Actions to take:
1. In the As You Like It review, who is credited with the production's music?
2. Mark each statement (a) yes or no according to the As You Like It review, quoting the words that decide it: (a) The production was staged in the Olivier at the National Theatre in London. (b) The Forest of Arden is presented as a bright, airy space. (c) The office desks are turned into trees.
3. Continue the As You Like It review from the point where it ends.

Source:
As You Like It

Olivier, National Theatre, London (****)

© Johan Persson

© Johan Persson

One normally imagines As You Like It as a rustic rom-com. Polly Findlay hasn’t exactly ignored its usual romantic setting so much as, taking her cue from the characters in the play – and one or two other hints such as comedy routines, a bit of a music hall, a bit of high tech there – has given it a transformative make-over.

Findlay’s conceit initially is a hard one to take – a highly modernised, regimented latter-day urban office, buzzers and bells going off every minute. Improbably, in the midst of this working scenario comes Orlando’s wrestling bout with Charles, a razzamataz show straight out ITV Sunday afternoon professional wrestling bout complete with parading contestants in day-glo cloaks.

© Johan Persson

© Johan Persson

It’s when Rosalind and her loyal cousin, Celia, are banished to the forest of Arden that Findlay’s ploy really begins to take off. And literally. Off go the desks with a great clunking of steel as if demolition at hand to become trees housing a human chorus on swings who intermittently provide bird and other sounds. A long sit!

This Forest of Arden is a dark and grungey space yet weaves its own special spell. There are several inspired moments – a flock of humanoid sheep grazing, a comic turn in itself. Paul Chahidi’s `Seven Ages of Man’ speech as a melancholy summary of our mortal passage. And not for nothing is the music credited to Orlando Gough. His vocal hand in this production is everywhere.

Information provided:
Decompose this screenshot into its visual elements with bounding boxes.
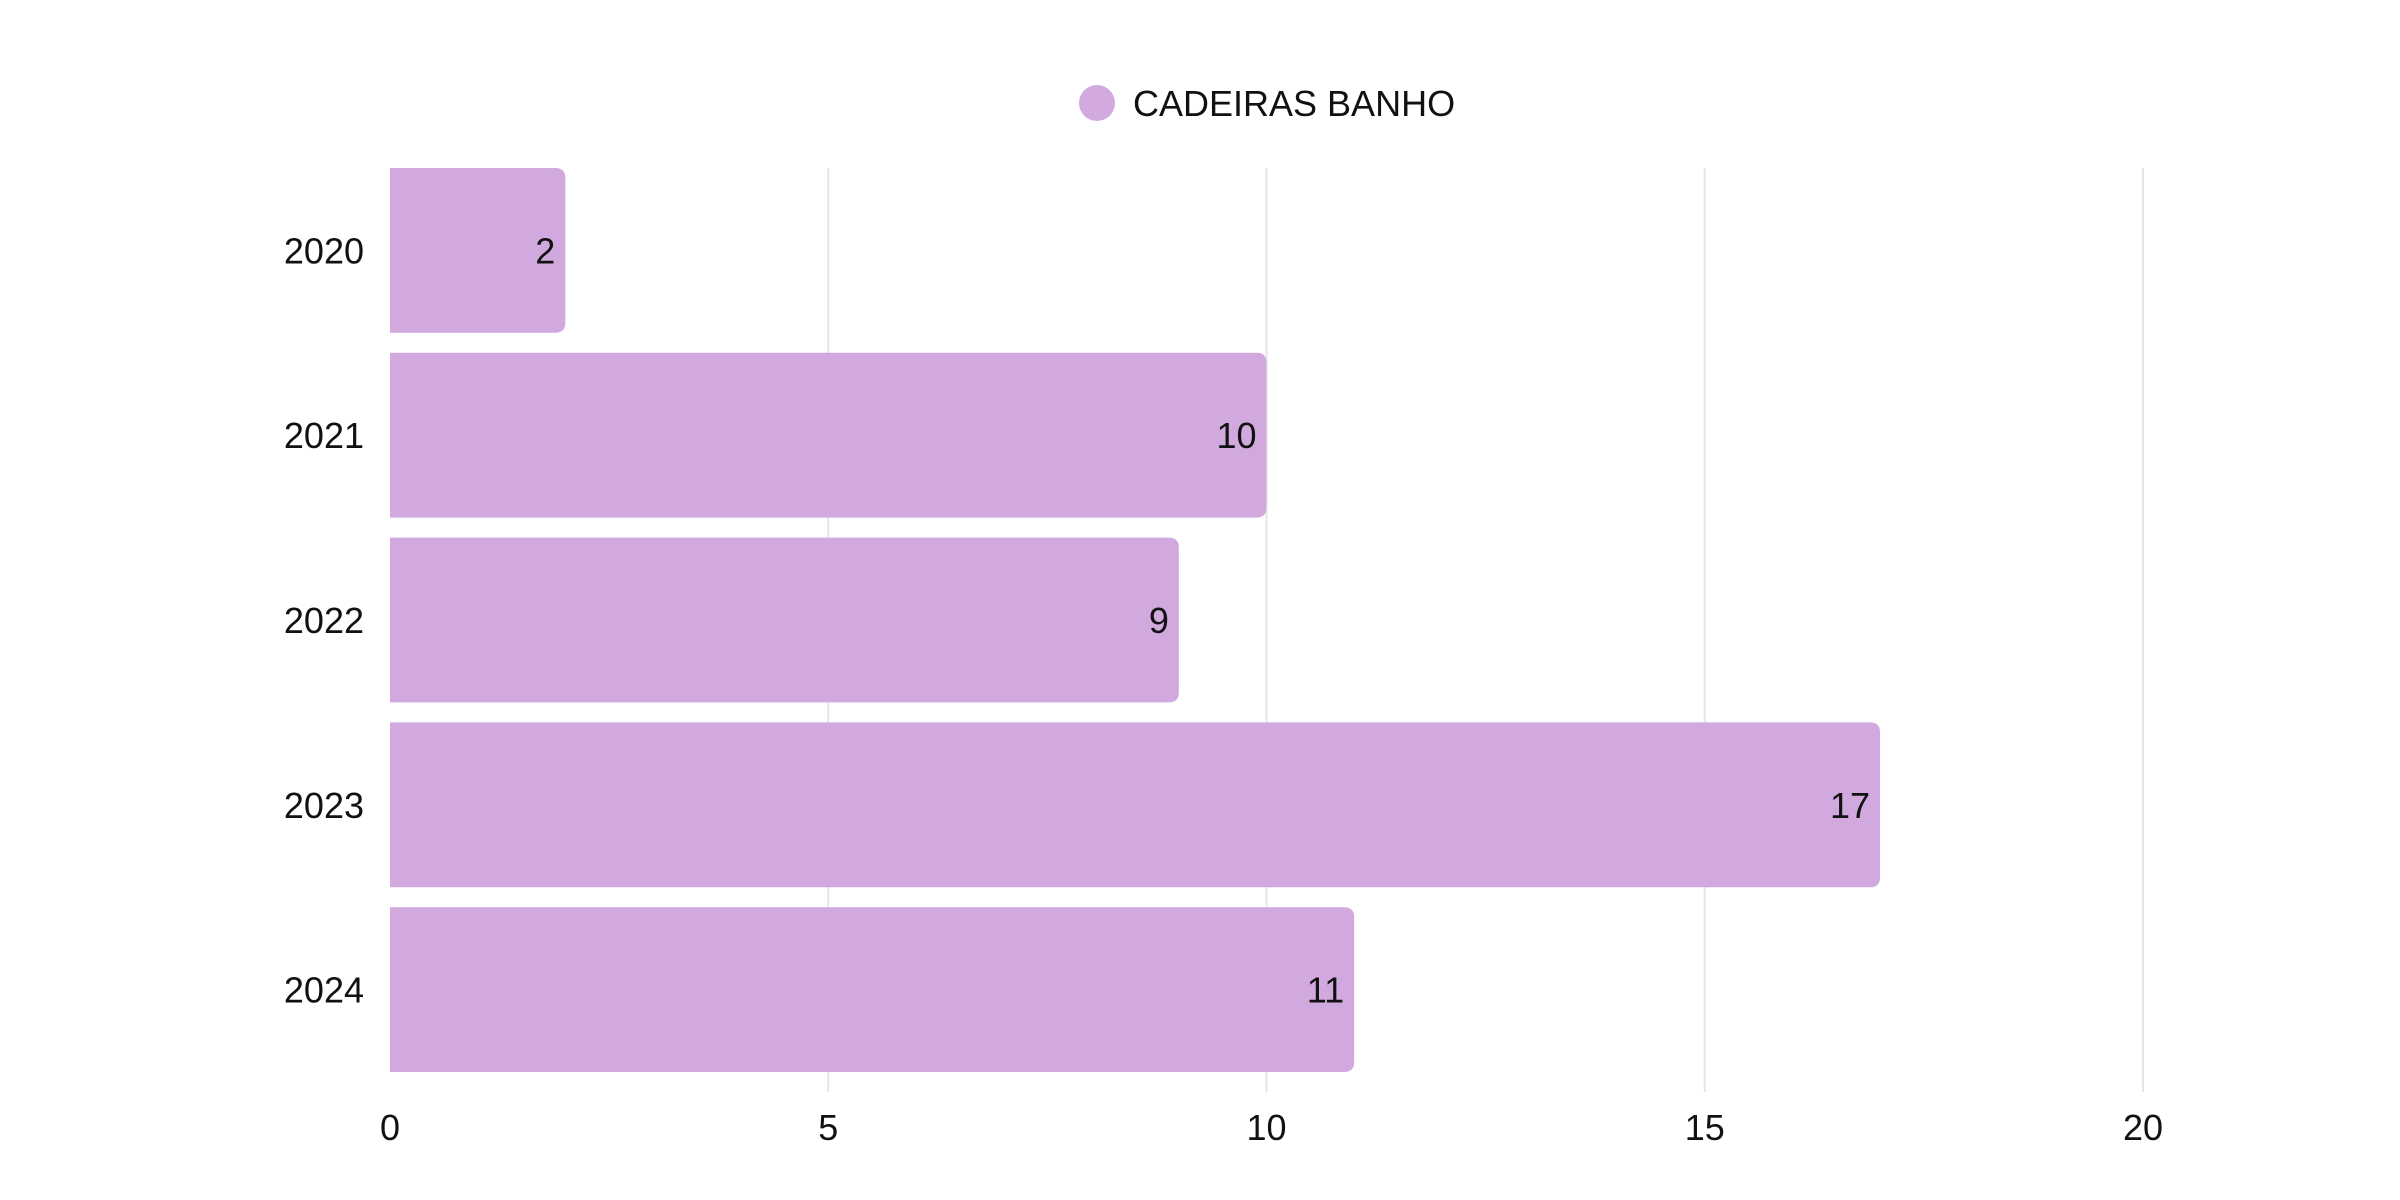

Expected answers:
1. Orlando Gough.

2.
(a) Yes: "Olivier, National Theatre, London"
(b) No: "This Forest of Arden is a dark and grungey space"
(c) Yes: "Off go the desks with a great clunking of steel as if demolition at hand to become trees"

3.
© Johan Persson

© Johan Persson

Best of all, Findlay has wrought a conversational, naturalistic and very clear diction from a cast who catch her sense of the contemporary as if the words had just been new minted, notably in Mark Benton’s outrageous, down-at-heel Touchstone and Patsy Ferran’s sharp-eyed Celia.

The one under-played note, strangely, is that between Rosalie Craig’s Rosalind and Joe Bannister. Craig, outstanding in The Light Princess makes a delightful Ganymede, Bannister a slightly gauche, chap-next-door Orlando. But it’s hard to sense much romantic charge between them.

Still there is enough in Findlay’s very theatrical production and Shakespeare’s exploration of the giddiness, transforming power of love to once again send magic spilling over into the stalls in a wave of bonhomie and hope.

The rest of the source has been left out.